Excerpt from a dataset

※

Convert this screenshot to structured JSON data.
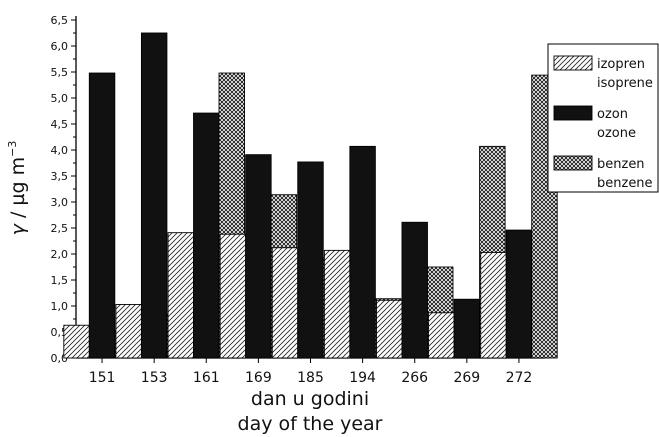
{
  "chart_data": {
    "type": "bar",
    "categories": [
      "151",
      "153",
      "161",
      "169",
      "185",
      "194",
      "266",
      "269",
      "272"
    ],
    "series": [
      {
        "name": "izopren",
        "name2": "isoprene",
        "pattern": "hatch",
        "values": [
          0.63,
          1.03,
          2.41,
          2.38,
          2.12,
          2.07,
          1.11,
          0.87,
          2.03
        ]
      },
      {
        "name": "ozon",
        "name2": "ozone",
        "pattern": "solid",
        "values": [
          5.48,
          6.25,
          4.71,
          3.91,
          3.77,
          4.07,
          2.61,
          1.13,
          2.46
        ]
      },
      {
        "name": "benzen",
        "name2": "benzene",
        "pattern": "crosshatch",
        "values": [
          0.53,
          0.84,
          5.48,
          3.14,
          1.93,
          1.14,
          1.75,
          4.07,
          5.44
        ]
      }
    ],
    "ylim": [
      0,
      6.5
    ],
    "yticks": [
      "0,0",
      "0,5",
      "1,0",
      "1,5",
      "2,0",
      "2,5",
      "3,0",
      "3,5",
      "4,0",
      "4,5",
      "5,0",
      "5,5",
      "6,0",
      "6,5"
    ],
    "ylabel_symbol": "γ",
    "ylabel_unit": " / µg m",
    "ylabel_exp": "−3",
    "xlabel_line1": "dan u godini",
    "xlabel_line2": "day of the year",
    "legend_position": "right",
    "grid": false
  }
}
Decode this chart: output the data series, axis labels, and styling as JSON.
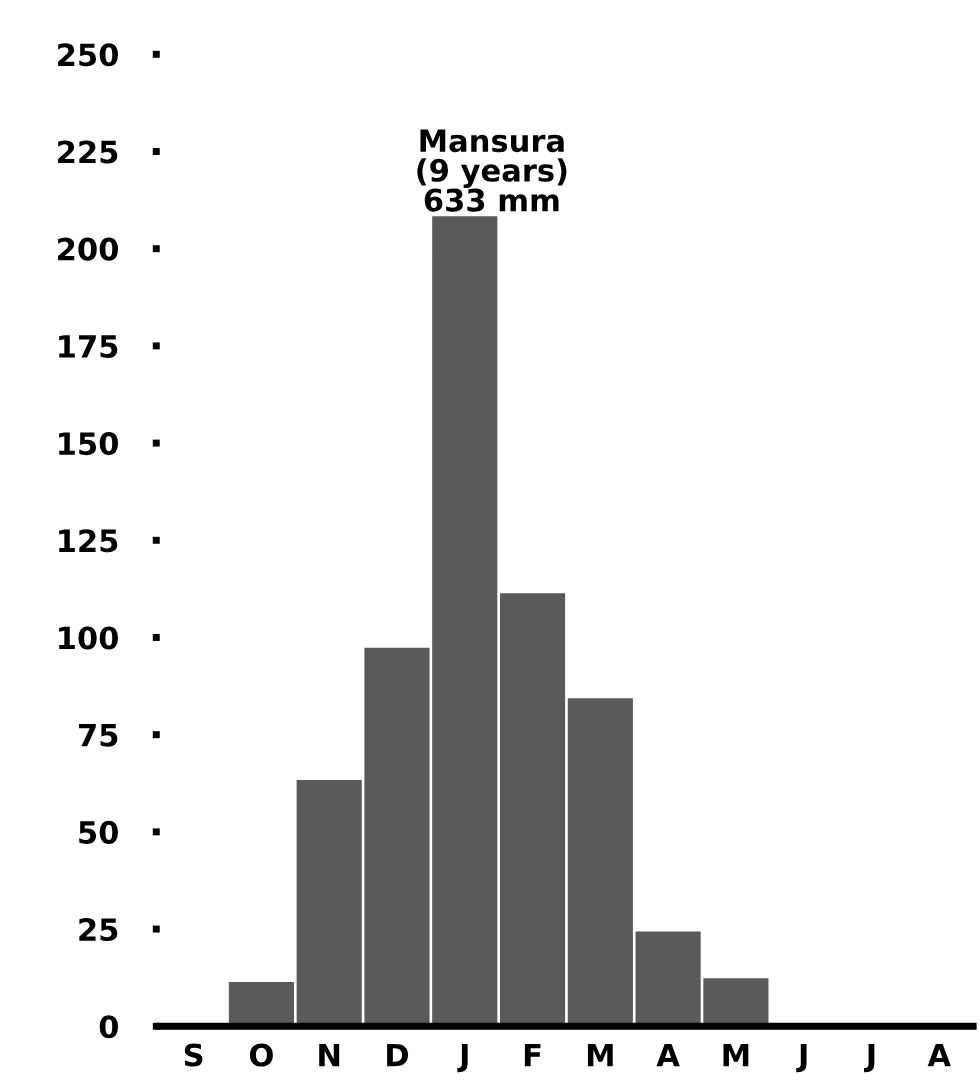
{
  "chart_data": {
    "type": "bar",
    "title": "Mansura\n(9 years)\n633 mm",
    "categories": [
      "S",
      "O",
      "N",
      "D",
      "J",
      "F",
      "M",
      "A",
      "M",
      "J",
      "J",
      "A"
    ],
    "values": [
      0,
      11,
      63,
      97,
      208,
      111,
      84,
      24,
      12,
      0,
      0,
      0
    ],
    "color": "#5a5a5a",
    "ylim": [
      0,
      250
    ],
    "yticks": [
      0,
      25,
      50,
      75,
      100,
      125,
      150,
      175,
      200,
      225,
      250
    ],
    "grid": false
  }
}
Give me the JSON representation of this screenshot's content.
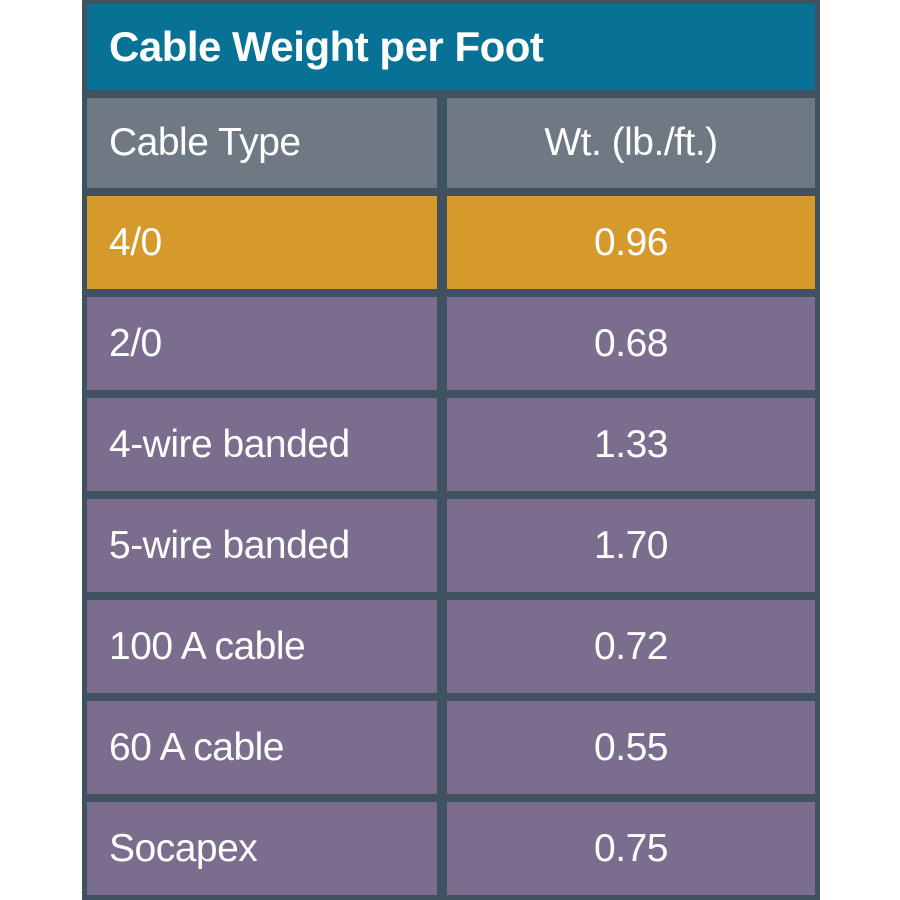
{
  "chart_data": {
    "type": "table",
    "title": "Cable Weight per Foot",
    "columns": {
      "type_label": "Cable Type",
      "weight_label": "Wt. (lb./ft.)"
    },
    "rows": [
      {
        "type": "4/0",
        "weight": "0.96",
        "highlighted": true
      },
      {
        "type": "2/0",
        "weight": "0.68",
        "highlighted": false
      },
      {
        "type": "4-wire banded",
        "weight": "1.33",
        "highlighted": false
      },
      {
        "type": "5-wire banded",
        "weight": "1.70",
        "highlighted": false
      },
      {
        "type": "100 A cable",
        "weight": "0.72",
        "highlighted": false
      },
      {
        "type": "60 A cable",
        "weight": "0.55",
        "highlighted": false
      },
      {
        "type": "Socapex",
        "weight": "0.75",
        "highlighted": false
      }
    ]
  },
  "colors": {
    "header_teal": "#077295",
    "column_header_gray": "#6f7983",
    "row_purple": "#7a6d8d",
    "highlight_orange": "#d6992b",
    "frame_slate": "#40525f",
    "text_white": "#ffffff"
  }
}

※

◆ Challenge
Write out the entries above verbatim; the pictures do not belong in your copy.

◆ Correct response
Convert this screenshot to structured JSON data.
{
  "chart_data": {
    "type": "bar",
    "categories": [
      "151",
      "153",
      "161",
      "169",
      "185",
      "194",
      "266",
      "269",
      "272"
    ],
    "series": [
      {
        "name": "izopren",
        "name2": "isoprene",
        "pattern": "hatch",
        "values": [
          0.63,
          1.03,
          2.41,
          2.38,
          2.12,
          2.07,
          1.11,
          0.87,
          2.03
        ]
      },
      {
        "name": "ozon",
        "name2": "ozone",
        "pattern": "solid",
        "values": [
          5.48,
          6.25,
          4.71,
          3.91,
          3.77,
          4.07,
          2.61,
          1.13,
          2.46
        ]
      },
      {
        "name": "benzen",
        "name2": "benzene",
        "pattern": "crosshatch",
        "values": [
          0.53,
          0.84,
          5.48,
          3.14,
          1.93,
          1.14,
          1.75,
          4.07,
          5.44
        ]
      }
    ],
    "ylim": [
      0,
      6.5
    ],
    "yticks": [
      "0,0",
      "0,5",
      "1,0",
      "1,5",
      "2,0",
      "2,5",
      "3,0",
      "3,5",
      "4,0",
      "4,5",
      "5,0",
      "5,5",
      "6,0",
      "6,5"
    ],
    "ylabel_symbol": "γ",
    "ylabel_unit": " / µg m",
    "ylabel_exp": "−3",
    "xlabel_line1": "dan u godini",
    "xlabel_line2": "day of the year",
    "legend_position": "right",
    "grid": false
  }
}
Decode this chart: output the data series, axis labels, and styling as JSON.
{
  "chart_data": {
    "type": "bar",
    "title": "Mansura\n(9 years)\n633 mm",
    "categories": [
      "S",
      "O",
      "N",
      "D",
      "J",
      "F",
      "M",
      "A",
      "M",
      "J",
      "J",
      "A"
    ],
    "values": [
      0,
      11,
      63,
      97,
      208,
      111,
      84,
      24,
      12,
      0,
      0,
      0
    ],
    "color": "#5a5a5a",
    "ylim": [
      0,
      250
    ],
    "yticks": [
      0,
      25,
      50,
      75,
      100,
      125,
      150,
      175,
      200,
      225,
      250
    ],
    "grid": false
  }
}
Give me the JSON representation of this screenshot's content.
{
  "chart_data": {
    "type": "table",
    "title": "Cable Weight per Foot",
    "columns": {
      "type_label": "Cable Type",
      "weight_label": "Wt. (lb./ft.)"
    },
    "rows": [
      {
        "type": "4/0",
        "weight": "0.96",
        "highlighted": true
      },
      {
        "type": "2/0",
        "weight": "0.68",
        "highlighted": false
      },
      {
        "type": "4-wire banded",
        "weight": "1.33",
        "highlighted": false
      },
      {
        "type": "5-wire banded",
        "weight": "1.70",
        "highlighted": false
      },
      {
        "type": "100 A cable",
        "weight": "0.72",
        "highlighted": false
      },
      {
        "type": "60 A cable",
        "weight": "0.55",
        "highlighted": false
      },
      {
        "type": "Socapex",
        "weight": "0.75",
        "highlighted": false
      }
    ]
  },
  "colors": {
    "header_teal": "#077295",
    "column_header_gray": "#6f7983",
    "row_purple": "#7a6d8d",
    "highlight_orange": "#d6992b",
    "frame_slate": "#40525f",
    "text_white": "#ffffff"
  }
}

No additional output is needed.